**PASSAGE TO READ:**
__________________________________________________

According to Westmeyer’s best estimate based off Mexican and U.S. government statistics, the United States annually imports around 25 to 30 million pounds of wild-caught Mexican shrimp. Westmeyer said it is her understanding even shrimp caught while the ban was in effect and stockpiled in Mexican cold storage will be allowed into the U.S. after the ban is lifted.

Westmeyer said TED compliance in the Mexican shrimp fleet began slipping toward the end of 2020, as the Mexican government stopped conducting inspections or enforcing its fisheries regulations, which Westmeyer blamed on a federal funding crunch and the COVID-19 pandemic. Mexican fishers catch slightly more shrimp with each haul – Westmeyer’s estimate is around 2 percent – by not using TEDs, so they were incentivized to cease their use, though they lose time sorting through much higher levels of bycatch.

Once the ban was instituted, the Mexican government initiated political negotiations with the United States and introduced an official plan of action for the conservation of sea turtles to a U.S. contingent of diplomats in August. That plan included training on TED installation, use, and maintenance and greater enforcement efforts, according to Westmeyer. U.S. State Department officials conducted further inspections “up and down the Pacific coast” at the end of this summer and found “lots of compliance,” she said.

“It was high enough where they could reissue the certification,” Westmeyer said.

The ban had little actual economic impact on the shrimp industry because it came during the fishery’s seasonal closure. The artisanal fishery reopened in mid-September and the industrial fishery opened at the end of September, with most of the catch going into cold storage, awaiting the lifting of the ban, Westmeyer said. Catch rates have been down significantly thus far this season – up to 50 percent – so there has been less product than normal to store, she said.

Westmeyer said the TED problem and other issues impacting the Mexican wild-caught shrimp fishery are being addressed through SFP’s Mexican Shrimp Supply Chain Roundtable, which was founded in April 2021 in order to push for more effective action on sustainability, after SFP “learned of extensive laundering of illegal gillnet-caught shrimp from the upper Gulf of California, done in order to circumvent U.S. embargos and maintain access to the U.S. market.”

Companies participating in the roundtable thus far include Eastern Fish, Amende & Schultz, Ocean Garden, Del Pacifico Seafoods, Deep Sea Shrimp Importing, and Buena Vista Seafood. All have agreed to adhere to “stricter requirements for participation than we previously had,” including mandatory third-party audits and the requirement that the results be shared with SFP, which will be bound to secrecy via non-disclosure agreements, Westmeyer said.

“What we are asking for is complicated and expensive, and now we’re going to have to require everyone for follow through,” she said. “SFP will act as an independent third-party ensuring that they have completed all their audits and are appropriately dealing with the results. If one of these companies does not complete all their audits or we notice a problem in their supply chain that they’re not adequately addressing, we will eventually remove them from the SR.”

SFP doesn’t yet have any set mechanism for removal from the SR “because we’re hoping for full compliance,” Westmeyer said.

SFP has undertaken the roundtable initiative as part of its organization-wide model of “pushing down the supply chain to get the improvements made,” according to Westmeyer.

“In some cases, we’ve talked to major retailers and foodservice purchasers who are buying Mexican shrimp, and they’re asking for their supply chains to be cleaned up,” she said. “But some companies joined not because they had any buyer pressure but because they knew the problems were happening, they’ve seen them affect the consistency and availability of their supply, and they know it’s something that has to change.”

Westmeyer mentioned the USMCA Agreement as another potential source of problems for the wild-caught Mexican shrimp fishery if it doesn’t improve its processes.

“USMCA has a whole section on environmental provisions that could lead to a future embargo or other consequences under that as well,” she said. “Tolerance of IUU fishing right now is really decreasing and so this is something going to see a lot more of in the future.”

__________________________________________________

**MATERIAL SUPPLIED:**
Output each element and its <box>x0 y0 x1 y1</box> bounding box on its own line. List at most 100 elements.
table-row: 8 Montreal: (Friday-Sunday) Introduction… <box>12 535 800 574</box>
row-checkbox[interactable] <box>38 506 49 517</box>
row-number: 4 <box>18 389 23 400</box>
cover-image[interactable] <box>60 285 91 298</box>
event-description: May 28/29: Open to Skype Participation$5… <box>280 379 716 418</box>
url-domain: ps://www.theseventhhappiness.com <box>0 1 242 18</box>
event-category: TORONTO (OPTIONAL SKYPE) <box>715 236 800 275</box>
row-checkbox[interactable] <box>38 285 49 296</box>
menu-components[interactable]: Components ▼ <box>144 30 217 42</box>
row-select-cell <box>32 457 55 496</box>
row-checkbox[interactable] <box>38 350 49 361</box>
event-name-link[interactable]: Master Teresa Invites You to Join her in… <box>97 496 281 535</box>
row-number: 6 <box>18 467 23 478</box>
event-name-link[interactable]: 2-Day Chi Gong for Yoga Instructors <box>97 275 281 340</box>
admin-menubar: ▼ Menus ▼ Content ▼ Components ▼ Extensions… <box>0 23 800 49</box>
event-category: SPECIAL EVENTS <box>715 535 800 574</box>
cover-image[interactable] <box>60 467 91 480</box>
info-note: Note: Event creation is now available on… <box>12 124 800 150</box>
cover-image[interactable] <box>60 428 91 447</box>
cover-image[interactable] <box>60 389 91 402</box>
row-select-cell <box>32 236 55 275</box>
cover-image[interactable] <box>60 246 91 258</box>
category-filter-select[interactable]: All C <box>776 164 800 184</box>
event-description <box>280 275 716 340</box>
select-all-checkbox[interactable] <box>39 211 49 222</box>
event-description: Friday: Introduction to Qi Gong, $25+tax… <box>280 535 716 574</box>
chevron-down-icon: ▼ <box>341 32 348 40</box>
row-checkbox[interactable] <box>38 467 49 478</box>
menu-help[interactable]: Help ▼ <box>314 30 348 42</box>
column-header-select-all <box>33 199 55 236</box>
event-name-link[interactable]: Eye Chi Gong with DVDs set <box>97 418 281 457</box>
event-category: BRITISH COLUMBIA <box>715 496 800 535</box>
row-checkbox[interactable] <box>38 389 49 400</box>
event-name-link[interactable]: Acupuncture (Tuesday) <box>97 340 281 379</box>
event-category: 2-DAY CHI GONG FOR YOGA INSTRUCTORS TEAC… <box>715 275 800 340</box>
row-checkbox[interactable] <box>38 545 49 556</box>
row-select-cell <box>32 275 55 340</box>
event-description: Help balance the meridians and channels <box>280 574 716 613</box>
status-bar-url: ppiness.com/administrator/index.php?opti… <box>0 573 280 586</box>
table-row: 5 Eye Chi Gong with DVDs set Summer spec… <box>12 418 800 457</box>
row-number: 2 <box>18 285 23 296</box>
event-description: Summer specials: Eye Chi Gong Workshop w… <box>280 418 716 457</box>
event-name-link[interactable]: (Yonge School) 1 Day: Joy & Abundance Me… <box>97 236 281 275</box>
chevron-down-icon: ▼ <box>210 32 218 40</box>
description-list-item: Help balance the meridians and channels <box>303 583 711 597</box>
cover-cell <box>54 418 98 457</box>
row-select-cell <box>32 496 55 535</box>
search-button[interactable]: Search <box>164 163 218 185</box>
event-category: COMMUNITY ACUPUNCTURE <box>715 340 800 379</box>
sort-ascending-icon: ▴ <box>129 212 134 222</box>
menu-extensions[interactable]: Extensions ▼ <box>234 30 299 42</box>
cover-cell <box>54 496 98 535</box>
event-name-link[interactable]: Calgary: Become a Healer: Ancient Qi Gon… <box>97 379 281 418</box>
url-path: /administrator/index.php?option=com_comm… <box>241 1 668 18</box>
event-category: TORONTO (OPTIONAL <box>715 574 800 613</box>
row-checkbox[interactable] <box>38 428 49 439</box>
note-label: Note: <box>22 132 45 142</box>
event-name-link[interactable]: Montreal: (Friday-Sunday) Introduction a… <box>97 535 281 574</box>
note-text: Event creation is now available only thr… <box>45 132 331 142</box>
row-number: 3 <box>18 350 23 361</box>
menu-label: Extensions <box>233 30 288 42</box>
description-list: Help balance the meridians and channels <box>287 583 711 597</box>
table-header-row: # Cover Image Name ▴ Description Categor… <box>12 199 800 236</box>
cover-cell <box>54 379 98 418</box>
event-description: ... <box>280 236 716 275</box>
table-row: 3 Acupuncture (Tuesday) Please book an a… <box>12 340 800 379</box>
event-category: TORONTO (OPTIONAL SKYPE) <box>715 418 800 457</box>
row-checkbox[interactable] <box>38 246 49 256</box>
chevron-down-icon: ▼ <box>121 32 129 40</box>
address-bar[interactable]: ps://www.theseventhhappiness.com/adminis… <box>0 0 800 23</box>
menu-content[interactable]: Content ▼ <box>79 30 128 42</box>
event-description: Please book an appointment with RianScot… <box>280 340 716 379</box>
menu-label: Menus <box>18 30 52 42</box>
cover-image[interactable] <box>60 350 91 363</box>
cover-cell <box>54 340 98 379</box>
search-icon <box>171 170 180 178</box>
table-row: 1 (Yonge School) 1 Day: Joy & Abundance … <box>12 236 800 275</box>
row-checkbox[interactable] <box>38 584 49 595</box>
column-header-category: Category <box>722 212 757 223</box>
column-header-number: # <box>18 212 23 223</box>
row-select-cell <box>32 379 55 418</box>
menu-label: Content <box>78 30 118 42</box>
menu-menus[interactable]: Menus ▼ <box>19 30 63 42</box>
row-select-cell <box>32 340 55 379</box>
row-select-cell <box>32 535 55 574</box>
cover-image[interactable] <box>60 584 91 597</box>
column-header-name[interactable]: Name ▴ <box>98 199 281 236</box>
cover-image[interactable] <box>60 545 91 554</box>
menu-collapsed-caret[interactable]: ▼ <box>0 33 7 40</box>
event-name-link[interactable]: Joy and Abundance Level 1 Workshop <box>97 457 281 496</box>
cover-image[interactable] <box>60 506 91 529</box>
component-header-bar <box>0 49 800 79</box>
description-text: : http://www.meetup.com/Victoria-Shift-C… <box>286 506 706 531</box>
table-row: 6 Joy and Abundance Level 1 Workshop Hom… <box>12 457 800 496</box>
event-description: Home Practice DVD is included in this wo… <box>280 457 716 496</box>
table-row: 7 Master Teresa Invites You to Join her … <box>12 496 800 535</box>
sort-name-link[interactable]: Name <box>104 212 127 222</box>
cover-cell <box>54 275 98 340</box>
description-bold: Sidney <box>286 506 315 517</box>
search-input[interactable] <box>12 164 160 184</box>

__________________________________________________

**TASK PROMPT:**
Rewrite the Mexican shrimp article between "SFP doesn’t yet" and "improve its processes.", inclusive, changing "buyer pressure" to "customer pressure".

**ANSWER TO THIS EXERCISE:**
SFP doesn’t yet have any set mechanism for removal from the SR “because we’re hoping for full compliance,” Westmeyer said.

SFP has undertaken the roundtable initiative as part of its organization-wide model of “pushing down the supply chain to get the improvements made,” according to Westmeyer.

“In some cases, we’ve talked to major retailers and foodservice purchasers who are buying Mexican shrimp, and they’re asking for their supply chains to be cleaned up,” she said. “But some companies joined not because they had any customer pressure but because they knew the problems were happening, they’ve seen them affect the consistency and availability of their supply, and they know it’s something that has to change.”

Westmeyer mentioned the USMCA Agreement as another potential source of problems for the wild-caught Mexican shrimp fishery if it doesn’t improve its processes.